(Instruction):
Print out the entries below with no edits.

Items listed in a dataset
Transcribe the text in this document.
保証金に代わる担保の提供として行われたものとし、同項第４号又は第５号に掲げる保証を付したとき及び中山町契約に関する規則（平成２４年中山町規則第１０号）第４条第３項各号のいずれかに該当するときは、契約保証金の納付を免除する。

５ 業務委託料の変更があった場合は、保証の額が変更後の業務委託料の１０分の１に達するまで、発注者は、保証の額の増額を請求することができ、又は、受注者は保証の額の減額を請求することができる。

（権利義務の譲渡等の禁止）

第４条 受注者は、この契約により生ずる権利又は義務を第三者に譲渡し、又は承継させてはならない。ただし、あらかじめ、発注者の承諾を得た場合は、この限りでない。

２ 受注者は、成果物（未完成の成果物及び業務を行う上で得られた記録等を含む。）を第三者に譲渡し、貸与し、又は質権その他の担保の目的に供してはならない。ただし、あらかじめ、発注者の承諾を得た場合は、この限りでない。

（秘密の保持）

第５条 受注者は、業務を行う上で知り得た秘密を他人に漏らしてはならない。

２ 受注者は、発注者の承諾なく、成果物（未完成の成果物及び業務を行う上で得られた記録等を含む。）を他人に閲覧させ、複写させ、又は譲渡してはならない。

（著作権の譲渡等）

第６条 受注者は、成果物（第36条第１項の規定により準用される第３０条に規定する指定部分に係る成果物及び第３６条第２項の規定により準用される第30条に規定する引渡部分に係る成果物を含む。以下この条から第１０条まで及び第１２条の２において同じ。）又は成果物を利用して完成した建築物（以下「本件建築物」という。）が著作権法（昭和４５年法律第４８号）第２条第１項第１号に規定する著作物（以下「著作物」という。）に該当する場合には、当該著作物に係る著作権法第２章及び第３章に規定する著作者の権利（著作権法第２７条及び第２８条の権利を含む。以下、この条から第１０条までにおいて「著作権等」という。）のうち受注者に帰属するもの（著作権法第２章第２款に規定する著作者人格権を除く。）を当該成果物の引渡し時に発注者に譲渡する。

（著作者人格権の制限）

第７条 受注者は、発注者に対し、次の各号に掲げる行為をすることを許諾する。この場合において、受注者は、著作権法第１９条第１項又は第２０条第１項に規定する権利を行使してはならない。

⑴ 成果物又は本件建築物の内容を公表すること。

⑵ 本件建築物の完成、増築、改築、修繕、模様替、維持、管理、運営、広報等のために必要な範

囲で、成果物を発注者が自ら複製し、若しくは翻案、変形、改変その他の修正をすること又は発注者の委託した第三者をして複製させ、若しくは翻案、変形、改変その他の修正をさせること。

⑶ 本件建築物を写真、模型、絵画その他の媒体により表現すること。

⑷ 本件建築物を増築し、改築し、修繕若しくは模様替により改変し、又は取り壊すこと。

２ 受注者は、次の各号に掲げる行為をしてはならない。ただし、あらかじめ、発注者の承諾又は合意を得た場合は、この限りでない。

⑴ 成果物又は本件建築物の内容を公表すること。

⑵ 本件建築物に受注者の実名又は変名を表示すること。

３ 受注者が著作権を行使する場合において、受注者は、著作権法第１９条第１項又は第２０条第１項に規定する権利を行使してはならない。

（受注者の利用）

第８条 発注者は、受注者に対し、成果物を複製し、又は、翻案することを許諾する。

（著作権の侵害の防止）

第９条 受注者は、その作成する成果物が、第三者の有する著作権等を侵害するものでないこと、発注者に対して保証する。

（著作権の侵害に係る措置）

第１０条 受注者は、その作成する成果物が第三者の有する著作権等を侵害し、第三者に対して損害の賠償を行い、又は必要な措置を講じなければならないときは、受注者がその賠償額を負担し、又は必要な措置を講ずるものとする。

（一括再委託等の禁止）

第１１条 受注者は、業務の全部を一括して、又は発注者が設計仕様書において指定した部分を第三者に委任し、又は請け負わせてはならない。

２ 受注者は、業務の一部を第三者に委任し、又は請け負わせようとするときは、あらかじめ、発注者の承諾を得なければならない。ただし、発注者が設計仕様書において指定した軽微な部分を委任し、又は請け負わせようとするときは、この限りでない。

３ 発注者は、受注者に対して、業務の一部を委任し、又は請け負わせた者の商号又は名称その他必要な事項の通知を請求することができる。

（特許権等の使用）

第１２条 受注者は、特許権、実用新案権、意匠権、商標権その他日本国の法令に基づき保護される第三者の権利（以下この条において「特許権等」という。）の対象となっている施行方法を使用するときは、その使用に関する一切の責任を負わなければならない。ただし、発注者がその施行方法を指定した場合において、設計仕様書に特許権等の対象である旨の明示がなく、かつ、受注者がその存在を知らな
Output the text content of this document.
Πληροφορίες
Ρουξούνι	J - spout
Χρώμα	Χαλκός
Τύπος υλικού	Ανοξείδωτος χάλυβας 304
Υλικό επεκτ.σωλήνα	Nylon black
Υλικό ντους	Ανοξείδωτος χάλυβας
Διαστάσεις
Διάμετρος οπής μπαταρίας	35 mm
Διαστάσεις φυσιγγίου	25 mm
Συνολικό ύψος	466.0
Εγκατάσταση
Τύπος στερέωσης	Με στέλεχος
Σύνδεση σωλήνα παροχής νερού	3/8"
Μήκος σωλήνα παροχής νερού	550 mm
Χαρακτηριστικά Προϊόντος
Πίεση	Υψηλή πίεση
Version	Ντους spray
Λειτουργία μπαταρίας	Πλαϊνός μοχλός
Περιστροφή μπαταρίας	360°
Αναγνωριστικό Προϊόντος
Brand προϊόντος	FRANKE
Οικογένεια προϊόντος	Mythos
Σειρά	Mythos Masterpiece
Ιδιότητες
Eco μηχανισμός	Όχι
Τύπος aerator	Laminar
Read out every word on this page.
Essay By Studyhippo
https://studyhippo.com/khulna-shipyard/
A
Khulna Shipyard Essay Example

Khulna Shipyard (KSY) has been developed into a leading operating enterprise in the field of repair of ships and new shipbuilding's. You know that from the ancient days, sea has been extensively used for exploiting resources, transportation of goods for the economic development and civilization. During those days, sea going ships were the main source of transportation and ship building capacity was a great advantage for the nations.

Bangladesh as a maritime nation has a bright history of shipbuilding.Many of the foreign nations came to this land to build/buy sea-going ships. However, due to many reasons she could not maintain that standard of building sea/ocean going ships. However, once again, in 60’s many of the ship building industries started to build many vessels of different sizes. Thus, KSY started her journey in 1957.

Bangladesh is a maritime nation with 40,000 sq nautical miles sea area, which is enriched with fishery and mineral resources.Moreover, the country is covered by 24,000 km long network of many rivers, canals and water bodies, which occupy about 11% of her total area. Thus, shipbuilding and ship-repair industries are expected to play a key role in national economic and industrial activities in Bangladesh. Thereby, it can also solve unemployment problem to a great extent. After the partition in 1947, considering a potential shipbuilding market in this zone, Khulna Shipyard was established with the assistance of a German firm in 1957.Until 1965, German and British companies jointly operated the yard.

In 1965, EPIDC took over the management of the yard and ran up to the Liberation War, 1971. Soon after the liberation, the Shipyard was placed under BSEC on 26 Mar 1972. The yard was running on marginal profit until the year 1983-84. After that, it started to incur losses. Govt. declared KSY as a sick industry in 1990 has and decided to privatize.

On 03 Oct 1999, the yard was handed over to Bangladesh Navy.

(Problem solution):
Transcribe the text in this document.
保証金に代わる担保の提供として行われたものとし、同項第４号又は第５号に掲げる保証を付したとき及び中山町契約に関する規則（平成２４年中山町規則第１０号）第４条第３項各号のいずれかに該当するときは、契約保証金の納付を免除する。

５ 業務委託料の変更があった場合は、保証の額が変更後の業務委託料の１０分の１に達するまで、発注者は、保証の額の増額を請求することができ、又は、受注者は保証の額の減額を請求することができる。

（権利義務の譲渡等の禁止）

第４条 受注者は、この契約により生ずる権利又は義務を第三者に譲渡し、又は承継させてはならない。ただし、あらかじめ、発注者の承諾を得た場合は、この限りでない。

２ 受注者は、成果物（未完成の成果物及び業務を行う上で得られた記録等を含む。）を第三者に譲渡し、貸与し、又は質権その他の担保の目的に供してはならない。ただし、あらかじめ、発注者の承諾を得た場合は、この限りでない。

（秘密の保持）

第５条 受注者は、業務を行う上で知り得た秘密を他人に漏らしてはならない。

２ 受注者は、発注者の承諾なく、成果物（未完成の成果物及び業務を行う上で得られた記録等を含む。）を他人に閲覧させ、複写させ、又は譲渡してはならない。

（著作権の譲渡等）

第６条 受注者は、成果物（第36条第１項の規定により準用される第３０条に規定する指定部分に係る成果物及び第３６条第２項の規定により準用される第30条に規定する引渡部分に係る成果物を含む。以下この条から第１０条まで及び第１２条の２において同じ。）又は成果物を利用して完成した建築物（以下「本件建築物」という。）が著作権法（昭和４５年法律第４８号）第２条第１項第１号に規定する著作物（以下「著作物」という。）に該当する場合には、当該著作物に係る著作権法第２章及び第３章に規定する著作者の権利（著作権法第２７条及び第２８条の権利を含む。以下、この条から第１０条までにおいて「著作権等」という。）のうち受注者に帰属するもの（著作権法第２章第２款に規定する著作者人格権を除く。）を当該成果物の引渡し時に発注者に譲渡する。

（著作者人格権の制限）

第７条 受注者は、発注者に対し、次の各号に掲げる行為をすることを許諾する。この場合において、受注者は、著作権法第１９条第１項又は第２０条第１項に規定する権利を行使してはならない。

⑴ 成果物又は本件建築物の内容を公表すること。

⑵ 本件建築物の完成、増築、改築、修繕、模様替、維持、管理、運営、広報等のために必要な範

囲で、成果物を発注者が自ら複製し、若しくは翻案、変形、改変その他の修正をすること又は発注者の委託した第三者をして複製させ、若しくは翻案、変形、改変その他の修正をさせること。

⑶ 本件建築物を写真、模型、絵画その他の媒体により表現すること。

⑷ 本件建築物を増築し、改築し、修繕若しくは模様替により改変し、又は取り壊すこと。

２ 受注者は、次の各号に掲げる行為をしてはならない。ただし、あらかじめ、発注者の承諾又は合意を得た場合は、この限りでない。

⑴ 成果物又は本件建築物の内容を公表すること。

⑵ 本件建築物に受注者の実名又は変名を表示すること。

３ 受注者が著作権を行使する場合において、受注者は、著作権法第１９条第１項又は第２０条第１項に規定する権利を行使してはならない。

（受注者の利用）

第８条 発注者は、受注者に対し、成果物を複製し、又は、翻案することを許諾する。

（著作権の侵害の防止）

第９条 受注者は、その作成する成果物が、第三者の有する著作権等を侵害するものでないこと、発注者に対して保証する。

（著作権の侵害に係る措置）

第１０条 受注者は、その作成する成果物が第三者の有する著作権等を侵害し、第三者に対して損害の賠償を行い、又は必要な措置を講じなければならないときは、受注者がその賠償額を負担し、又は必要な措置を講ずるものとする。

（一括再委託等の禁止）

第１１条 受注者は、業務の全部を一括して、又は発注者が設計仕様書において指定した部分を第三者に委任し、又は請け負わせてはならない。

２ 受注者は、業務の一部を第三者に委任し、又は請け負わせようとするときは、あらかじめ、発注者の承諾を得なければならない。ただし、発注者が設計仕様書において指定した軽微な部分を委任し、又は請け負わせようとするときは、この限りでない。

３ 発注者は、受注者に対して、業務の一部を委任し、又は請け負わせた者の商号又は名称その他必要な事項の通知を請求することができる。

（特許権等の使用）

第１２条 受注者は、特許権、実用新案権、意匠権、商標権その他日本国の法令に基づき保護される第三者の権利（以下この条において「特許権等」という。）の対象となっている施行方法を使用するときは、その使用に関する一切の責任を負わなければならない。ただし、発注者がその施行方法を指定した場合において、設計仕様書に特許権等の対象である旨の明示がなく、かつ、受注者がその存在を知らな
Output the text content of this document.
Πληροφορίες
Ρουξούνι	J - spout
Χρώμα	Χαλκός
Τύπος υλικού	Ανοξείδωτος χάλυβας 304
Υλικό επεκτ.σωλήνα	Nylon black
Υλικό ντους	Ανοξείδωτος χάλυβας
Διαστάσεις
Διάμετρος οπής μπαταρίας	35 mm
Διαστάσεις φυσιγγίου	25 mm
Συνολικό ύψος	466.0
Εγκατάσταση
Τύπος στερέωσης	Με στέλεχος
Σύνδεση σωλήνα παροχής νερού	3/8"
Μήκος σωλήνα παροχής νερού	550 mm
Χαρακτηριστικά Προϊόντος
Πίεση	Υψηλή πίεση
Version	Ντους spray
Λειτουργία μπαταρίας	Πλαϊνός μοχλός
Περιστροφή μπαταρίας	360°
Αναγνωριστικό Προϊόντος
Brand προϊόντος	FRANKE
Οικογένεια προϊόντος	Mythos
Σειρά	Mythos Masterpiece
Ιδιότητες
Eco μηχανισμός	Όχι
Τύπος aerator	Laminar
Read out every word on this page.
Essay By Studyhippo
https://studyhippo.com/khulna-shipyard/
A
Khulna Shipyard Essay Example

Khulna Shipyard (KSY) has been developed into a leading operating enterprise in the field of repair of ships and new shipbuilding's. You know that from the ancient days, sea has been extensively used for exploiting resources, transportation of goods for the economic development and civilization. During those days, sea going ships were the main source of transportation and ship building capacity was a great advantage for the nations.

Bangladesh as a maritime nation has a bright history of shipbuilding.Many of the foreign nations came to this land to build/buy sea-going ships. However, due to many reasons she could not maintain that standard of building sea/ocean going ships. However, once again, in 60’s many of the ship building industries started to build many vessels of different sizes. Thus, KSY started her journey in 1957.

Bangladesh is a maritime nation with 40,000 sq nautical miles sea area, which is enriched with fishery and mineral resources.Moreover, the country is covered by 24,000 km long network of many rivers, canals and water bodies, which occupy about 11% of her total area. Thus, shipbuilding and ship-repair industries are expected to play a key role in national economic and industrial activities in Bangladesh. Thereby, it can also solve unemployment problem to a great extent. After the partition in 1947, considering a potential shipbuilding market in this zone, Khulna Shipyard was established with the assistance of a German firm in 1957.Until 1965, German and British companies jointly operated the yard.

In 1965, EPIDC took over the management of the yard and ran up to the Liberation War, 1971. Soon after the liberation, the Shipyard was placed under BSEC on 26 Mar 1972. The yard was running on marginal profit until the year 1983-84. After that, it started to incur losses. Govt. declared KSY as a sick industry in 1990 has and decided to privatize.

On 03 Oct 1999, the yard was handed over to Bangladesh Navy.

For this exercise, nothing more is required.